What is needed
Render every line of the entries below as a Markdown table with the columns Number and Record line, one row per line and no rows for blank lines.

[Entries from a dataset]
— start —

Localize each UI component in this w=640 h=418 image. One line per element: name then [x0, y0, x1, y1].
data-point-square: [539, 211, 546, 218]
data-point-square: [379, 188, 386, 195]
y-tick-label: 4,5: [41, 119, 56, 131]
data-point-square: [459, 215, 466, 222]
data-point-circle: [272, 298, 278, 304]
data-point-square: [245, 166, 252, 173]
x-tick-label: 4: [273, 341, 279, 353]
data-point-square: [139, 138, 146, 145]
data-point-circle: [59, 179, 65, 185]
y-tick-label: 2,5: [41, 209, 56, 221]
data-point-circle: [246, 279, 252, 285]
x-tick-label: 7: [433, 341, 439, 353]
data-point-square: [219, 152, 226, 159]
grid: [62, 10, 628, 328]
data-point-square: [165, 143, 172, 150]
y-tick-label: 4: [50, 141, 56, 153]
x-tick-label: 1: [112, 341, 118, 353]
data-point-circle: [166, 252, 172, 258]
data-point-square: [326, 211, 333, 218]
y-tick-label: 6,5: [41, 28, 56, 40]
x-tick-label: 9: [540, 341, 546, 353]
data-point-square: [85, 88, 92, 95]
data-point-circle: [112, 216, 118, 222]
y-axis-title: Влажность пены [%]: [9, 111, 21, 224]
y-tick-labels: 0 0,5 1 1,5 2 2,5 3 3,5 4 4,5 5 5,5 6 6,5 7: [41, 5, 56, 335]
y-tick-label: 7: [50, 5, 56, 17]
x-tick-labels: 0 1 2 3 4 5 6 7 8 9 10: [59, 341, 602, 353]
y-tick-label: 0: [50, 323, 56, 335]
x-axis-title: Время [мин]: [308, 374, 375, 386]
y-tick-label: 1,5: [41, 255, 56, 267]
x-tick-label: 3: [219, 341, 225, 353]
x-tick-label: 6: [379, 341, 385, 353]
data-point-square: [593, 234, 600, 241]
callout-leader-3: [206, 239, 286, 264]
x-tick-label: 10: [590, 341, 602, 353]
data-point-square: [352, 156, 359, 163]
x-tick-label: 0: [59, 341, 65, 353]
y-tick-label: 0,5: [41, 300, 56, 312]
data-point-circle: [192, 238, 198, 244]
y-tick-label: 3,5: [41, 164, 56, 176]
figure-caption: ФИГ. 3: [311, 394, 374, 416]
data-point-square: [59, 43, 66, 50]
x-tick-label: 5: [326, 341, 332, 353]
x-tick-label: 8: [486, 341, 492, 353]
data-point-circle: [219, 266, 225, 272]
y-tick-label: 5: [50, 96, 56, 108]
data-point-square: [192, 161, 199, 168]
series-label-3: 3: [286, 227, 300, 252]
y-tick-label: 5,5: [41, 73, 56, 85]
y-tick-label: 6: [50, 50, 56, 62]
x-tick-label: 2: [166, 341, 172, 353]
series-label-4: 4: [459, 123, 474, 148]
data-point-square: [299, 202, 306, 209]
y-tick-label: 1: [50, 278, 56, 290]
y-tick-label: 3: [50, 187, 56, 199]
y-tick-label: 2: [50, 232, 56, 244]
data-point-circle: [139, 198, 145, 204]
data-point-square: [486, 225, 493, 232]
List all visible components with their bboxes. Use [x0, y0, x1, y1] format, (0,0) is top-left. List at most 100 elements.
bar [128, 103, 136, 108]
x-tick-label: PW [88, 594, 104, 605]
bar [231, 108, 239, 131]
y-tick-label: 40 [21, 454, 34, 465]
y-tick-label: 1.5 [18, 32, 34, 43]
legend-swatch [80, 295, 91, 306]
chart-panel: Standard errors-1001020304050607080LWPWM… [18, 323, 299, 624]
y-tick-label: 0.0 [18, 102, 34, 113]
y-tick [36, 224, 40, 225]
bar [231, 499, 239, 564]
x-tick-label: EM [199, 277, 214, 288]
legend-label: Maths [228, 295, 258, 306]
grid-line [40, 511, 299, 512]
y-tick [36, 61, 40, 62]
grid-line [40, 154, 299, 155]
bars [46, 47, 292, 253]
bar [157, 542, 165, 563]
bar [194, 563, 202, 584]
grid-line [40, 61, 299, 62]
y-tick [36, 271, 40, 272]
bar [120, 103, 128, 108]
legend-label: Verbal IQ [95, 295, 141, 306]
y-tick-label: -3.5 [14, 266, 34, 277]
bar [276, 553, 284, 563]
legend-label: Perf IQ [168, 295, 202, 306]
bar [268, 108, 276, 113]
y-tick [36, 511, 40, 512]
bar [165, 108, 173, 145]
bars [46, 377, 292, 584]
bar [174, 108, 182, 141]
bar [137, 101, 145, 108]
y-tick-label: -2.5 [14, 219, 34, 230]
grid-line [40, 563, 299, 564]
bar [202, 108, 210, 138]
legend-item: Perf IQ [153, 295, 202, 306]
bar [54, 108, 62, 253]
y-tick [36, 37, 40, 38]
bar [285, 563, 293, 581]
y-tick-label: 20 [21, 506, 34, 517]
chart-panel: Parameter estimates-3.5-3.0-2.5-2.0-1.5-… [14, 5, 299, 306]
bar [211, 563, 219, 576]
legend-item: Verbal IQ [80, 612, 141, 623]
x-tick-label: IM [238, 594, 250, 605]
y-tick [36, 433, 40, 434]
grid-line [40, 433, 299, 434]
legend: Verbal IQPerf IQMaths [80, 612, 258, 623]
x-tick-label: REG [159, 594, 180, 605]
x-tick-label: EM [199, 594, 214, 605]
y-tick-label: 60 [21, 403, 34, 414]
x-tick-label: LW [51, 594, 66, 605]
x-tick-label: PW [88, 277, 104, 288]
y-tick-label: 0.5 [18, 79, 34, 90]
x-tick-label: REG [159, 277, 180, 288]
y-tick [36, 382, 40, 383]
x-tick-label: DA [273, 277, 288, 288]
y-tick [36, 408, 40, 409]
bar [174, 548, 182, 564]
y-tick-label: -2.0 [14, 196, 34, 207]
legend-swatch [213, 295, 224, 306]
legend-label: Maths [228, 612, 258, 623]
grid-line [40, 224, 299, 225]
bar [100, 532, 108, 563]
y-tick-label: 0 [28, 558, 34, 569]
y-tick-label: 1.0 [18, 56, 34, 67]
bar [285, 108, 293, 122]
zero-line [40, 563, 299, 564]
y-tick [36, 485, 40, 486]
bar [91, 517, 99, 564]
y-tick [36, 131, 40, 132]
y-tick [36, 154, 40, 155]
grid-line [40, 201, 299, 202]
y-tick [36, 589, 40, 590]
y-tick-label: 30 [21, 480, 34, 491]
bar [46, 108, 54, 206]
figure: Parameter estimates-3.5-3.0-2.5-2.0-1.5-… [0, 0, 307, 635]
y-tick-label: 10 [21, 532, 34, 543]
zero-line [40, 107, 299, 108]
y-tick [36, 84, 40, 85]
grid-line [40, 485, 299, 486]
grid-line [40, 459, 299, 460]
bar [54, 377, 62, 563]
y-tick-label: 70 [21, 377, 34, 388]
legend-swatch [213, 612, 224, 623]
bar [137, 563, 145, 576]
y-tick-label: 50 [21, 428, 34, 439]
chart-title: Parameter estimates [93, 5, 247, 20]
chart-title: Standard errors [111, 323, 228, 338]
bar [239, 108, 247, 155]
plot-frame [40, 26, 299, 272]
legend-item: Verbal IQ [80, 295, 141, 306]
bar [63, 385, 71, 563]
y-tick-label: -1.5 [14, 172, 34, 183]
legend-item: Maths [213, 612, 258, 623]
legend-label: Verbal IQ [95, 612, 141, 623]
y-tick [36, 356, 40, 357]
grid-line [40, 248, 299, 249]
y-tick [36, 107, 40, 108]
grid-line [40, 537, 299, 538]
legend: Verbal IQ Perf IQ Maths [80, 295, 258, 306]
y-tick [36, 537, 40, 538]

— end —

Full answer
| Number | Record line |
|---|---|
| 1 | Localize each UI component in this w=640 h=418 image. One line per element: name then [x0, y0, x1, y1]. |
| 2 | data-point-square: [539, 211, 546, 218] |
| 3 | data-point-square: [379, 188, 386, 195] |
| 4 | y-tick-label: 4,5: [41, 119, 56, 131] |
| 5 | data-point-square: [459, 215, 466, 222] |
| 6 | data-point-circle: [272, 298, 278, 304] |
| 7 | data-point-square: [245, 166, 252, 173] |
| 8 | x-tick-label: 4: [273, 341, 279, 353] |
| 9 | data-point-square: [139, 138, 146, 145] |
| 10 | data-point-circle: [59, 179, 65, 185] |
| 11 | y-tick-label: 2,5: [41, 209, 56, 221] |
| 12 | data-point-circle: [246, 279, 252, 285] |
| 13 | x-tick-label: 7: [433, 341, 439, 353] |
| 14 | data-point-square: [219, 152, 226, 159] |
| 15 | grid: [62, 10, 628, 328] |
| 16 | data-point-square: [165, 143, 172, 150] |
| 17 | y-tick-label: 4: [50, 141, 56, 153] |
| 18 | x-tick-label: 1: [112, 341, 118, 353] |
| 19 | data-point-circle: [166, 252, 172, 258] |
| 20 | data-point-square: [326, 211, 333, 218] |
| 21 | y-tick-label: 6,5: [41, 28, 56, 40] |
| 22 | x-tick-label: 9: [540, 341, 546, 353] |
| 23 | data-point-square: [85, 88, 92, 95] |
| 24 | data-point-circle: [112, 216, 118, 222] |
| 25 | y-axis-title: Влажность пены [%]: [9, 111, 21, 224] |
| 26 | y-tick-labels: 0 0,5 1 1,5 2 2,5 3 3,5 4 4,5 5 5,5 6 6,5 7: [41, 5, 56, 335] |
| 27 | y-tick-label: 7: [50, 5, 56, 17] |
| 28 | x-tick-labels: 0 1 2 3 4 5 6 7 8 9 10: [59, 341, 602, 353] |
| 29 | y-tick-label: 0: [50, 323, 56, 335] |
| 30 | x-axis-title: Время [мин]: [308, 374, 375, 386] |
| 31 | y-tick-label: 1,5: [41, 255, 56, 267] |
| 32 | x-tick-label: 3: [219, 341, 225, 353] |
| 33 | x-tick-label: 6: [379, 341, 385, 353] |
| 34 | data-point-square: [593, 234, 600, 241] |
| 35 | callout-leader-3: [206, 239, 286, 264] |
| 36 | x-tick-label: 10: [590, 341, 602, 353] |
| 37 | data-point-square: [352, 156, 359, 163] |
| 38 | x-tick-label: 0: [59, 341, 65, 353] |
| 39 | y-tick-label: 0,5: [41, 300, 56, 312] |
| 40 | data-point-circle: [192, 238, 198, 244] |
| 41 | y-tick-label: 3,5: [41, 164, 56, 176] |
| 42 | figure-caption: ФИГ. 3: [311, 394, 374, 416] |
| 43 | data-point-square: [59, 43, 66, 50] |
| 44 | x-tick-label: 5: [326, 341, 332, 353] |
| 45 | x-tick-label: 8: [486, 341, 492, 353] |
| 46 | data-point-circle: [219, 266, 225, 272] |
| 47 | y-tick-label: 5: [50, 96, 56, 108] |
| 48 | data-point-square: [192, 161, 199, 168] |
| 49 | series-label-3: 3: [286, 227, 300, 252] |
| 50 | y-tick-label: 5,5: [41, 73, 56, 85] |
| 51 | y-tick-label: 6: [50, 50, 56, 62] |
| 52 | x-tick-label: 2: [166, 341, 172, 353] |
| 53 | series-label-4: 4: [459, 123, 474, 148] |
| 54 | data-point-square: [299, 202, 306, 209] |
| 55 | y-tick-label: 1: [50, 278, 56, 290] |
| 56 | y-tick-label: 3: [50, 187, 56, 199] |
| 57 | y-tick-label: 2: [50, 232, 56, 244] |
| 58 | data-point-circle: [139, 198, 145, 204] |
| 59 | data-point-square: [486, 225, 493, 232] |
| 60 | List all visible components with their bboxes. Use [x0, y0, x1, y1] format, (0,0) is top-left. List at most 100 elements. |
| 61 | bar [128, 103, 136, 108] |
| 62 | x-tick-label: PW [88, 594, 104, 605] |
| 63 | bar [231, 108, 239, 131] |
| 64 | y-tick-label: 40 [21, 454, 34, 465] |
| 65 | y-tick-label: 1.5 [18, 32, 34, 43] |
| 66 | legend-swatch [80, 295, 91, 306] |
| 67 | chart-panel: Standard errors-1001020304050607080LWPWM… [18, 323, 299, 624] |
| 68 | y-tick-label: 0.0 [18, 102, 34, 113] |
| 69 | y-tick [36, 224, 40, 225] |
| 70 | bar [231, 499, 239, 564] |
| 71 | x-tick-label: EM [199, 277, 214, 288] |
| 72 | legend-label: Maths [228, 295, 258, 306] |
| 73 | grid-line [40, 511, 299, 512] |
| 74 | y-tick [36, 61, 40, 62] |
| 75 | grid-line [40, 154, 299, 155] |
| 76 | bars [46, 47, 292, 253] |
| 77 | bar [157, 542, 165, 563] |
| 78 | bar [194, 563, 202, 584] |
| 79 | grid-line [40, 61, 299, 62] |
| 80 | y-tick [36, 271, 40, 272] |
| 81 | bar [120, 103, 128, 108] |
| 82 | legend-label: Verbal IQ [95, 295, 141, 306] |
| 83 | y-tick-label: -3.5 [14, 266, 34, 277] |
| 84 | bar [276, 553, 284, 563] |
| 85 | legend-label: Perf IQ [168, 295, 202, 306] |
| 86 | bar [268, 108, 276, 113] |
| 87 | y-tick [36, 511, 40, 512] |
| 88 | bar [165, 108, 173, 145] |
| 89 | bars [46, 377, 292, 584] |
| 90 | bar [174, 108, 182, 141] |
| 91 | bar [137, 101, 145, 108] |
| 92 | y-tick-label: -2.5 [14, 219, 34, 230] |
| 93 | grid-line [40, 563, 299, 564] |
| 94 | bar [202, 108, 210, 138] |
| 95 | legend-item: Perf IQ [153, 295, 202, 306] |
| 96 | bar [54, 108, 62, 253] |
| 97 | y-tick [36, 37, 40, 38] |
| 98 | bar [285, 563, 293, 581] |
| 99 | y-tick-label: 20 [21, 506, 34, 517] |
| 100 | chart-panel: Parameter estimates-3.5-3.0-2.5-2.0-1.5-… [14, 5, 299, 306] |
| 101 | bar [211, 563, 219, 576] |
| 102 | legend-item: Verbal IQ [80, 612, 141, 623] |
| 103 | x-tick-label: IM [238, 594, 250, 605] |
| 104 | y-tick [36, 433, 40, 434] |
| 105 | grid-line [40, 433, 299, 434] |
| 106 | legend: Verbal IQPerf IQMaths [80, 612, 258, 623] |
| 107 | x-tick-label: REG [159, 594, 180, 605] |
| 108 | x-tick-label: EM [199, 594, 214, 605] |
| 109 | y-tick-label: 60 [21, 403, 34, 414] |
| 110 | x-tick-label: LW [51, 594, 66, 605] |
| 111 | x-tick-label: PW [88, 277, 104, 288] |
| 112 | y-tick-label: 0.5 [18, 79, 34, 90] |
| 113 | x-tick-label: REG [159, 277, 180, 288] |
| 114 | y-tick [36, 382, 40, 383] |
| 115 | x-tick-label: DA [273, 277, 288, 288] |
| 116 | y-tick [36, 408, 40, 409] |
| 117 | bar [174, 548, 182, 564] |
| 118 | y-tick-label: -2.0 [14, 196, 34, 207] |
| 119 | legend-swatch [213, 295, 224, 306] |
| 120 | legend-label: Maths [228, 612, 258, 623] |
| 121 | grid-line [40, 224, 299, 225] |
| 122 | bar [100, 532, 108, 563] |
| 123 | y-tick-label: 0 [28, 558, 34, 569] |
| 124 | y-tick-label: 1.0 [18, 56, 34, 67] |
| 125 | bar [285, 108, 293, 122] |
| 126 | zero-line [40, 563, 299, 564] |
| 127 | y-tick [36, 485, 40, 486] |
| 128 | bar [91, 517, 99, 564] |
| 129 | y-tick [36, 131, 40, 132] |
| 130 | y-tick [36, 154, 40, 155] |
| 131 | grid-line [40, 201, 299, 202] |
| 132 | y-tick [36, 589, 40, 590] |
| 133 | y-tick-label: 30 [21, 480, 34, 491] |
| 134 | bar [46, 108, 54, 206] |
| 135 | figure: Parameter estimates-3.5-3.0-2.5-2.0-1.5-… [0, 0, 307, 635] |
| 136 | y-tick-label: 10 [21, 532, 34, 543] |
| 137 | zero-line [40, 107, 299, 108] |
| 138 | y-tick [36, 84, 40, 85] |
| 139 | grid-line [40, 485, 299, 486] |
| 140 | grid-line [40, 459, 299, 460] |
| 141 | bar [54, 377, 62, 563] |
| 142 | y-tick-label: 70 [21, 377, 34, 388] |
| 143 | legend-swatch [213, 612, 224, 623] |
| 144 | bar [137, 563, 145, 576] |
| 145 | y-tick-label: 50 [21, 428, 34, 439] |
| 146 | chart-title: Parameter estimates [93, 5, 247, 20] |
| 147 | chart-title: Standard errors [111, 323, 228, 338] |
| 148 | bar [239, 108, 247, 155] |
| 149 | plot-frame [40, 26, 299, 272] |
| 150 | legend-item: Verbal IQ [80, 295, 141, 306] |
| 151 | bar [63, 385, 71, 563] |
| 152 | y-tick-label: -1.5 [14, 172, 34, 183] |
| 153 | legend-item: Maths [213, 612, 258, 623] |
| 154 | legend-label: Verbal IQ [95, 612, 141, 623] |
| 155 | y-tick [36, 356, 40, 357] |
| 156 | grid-line [40, 248, 299, 249] |
| 157 | y-tick [36, 107, 40, 108] |
| 158 | grid-line [40, 537, 299, 538] |
| 159 | legend: Verbal IQ Perf IQ Maths [80, 295, 258, 306] |
| 160 | y-tick [36, 537, 40, 538] |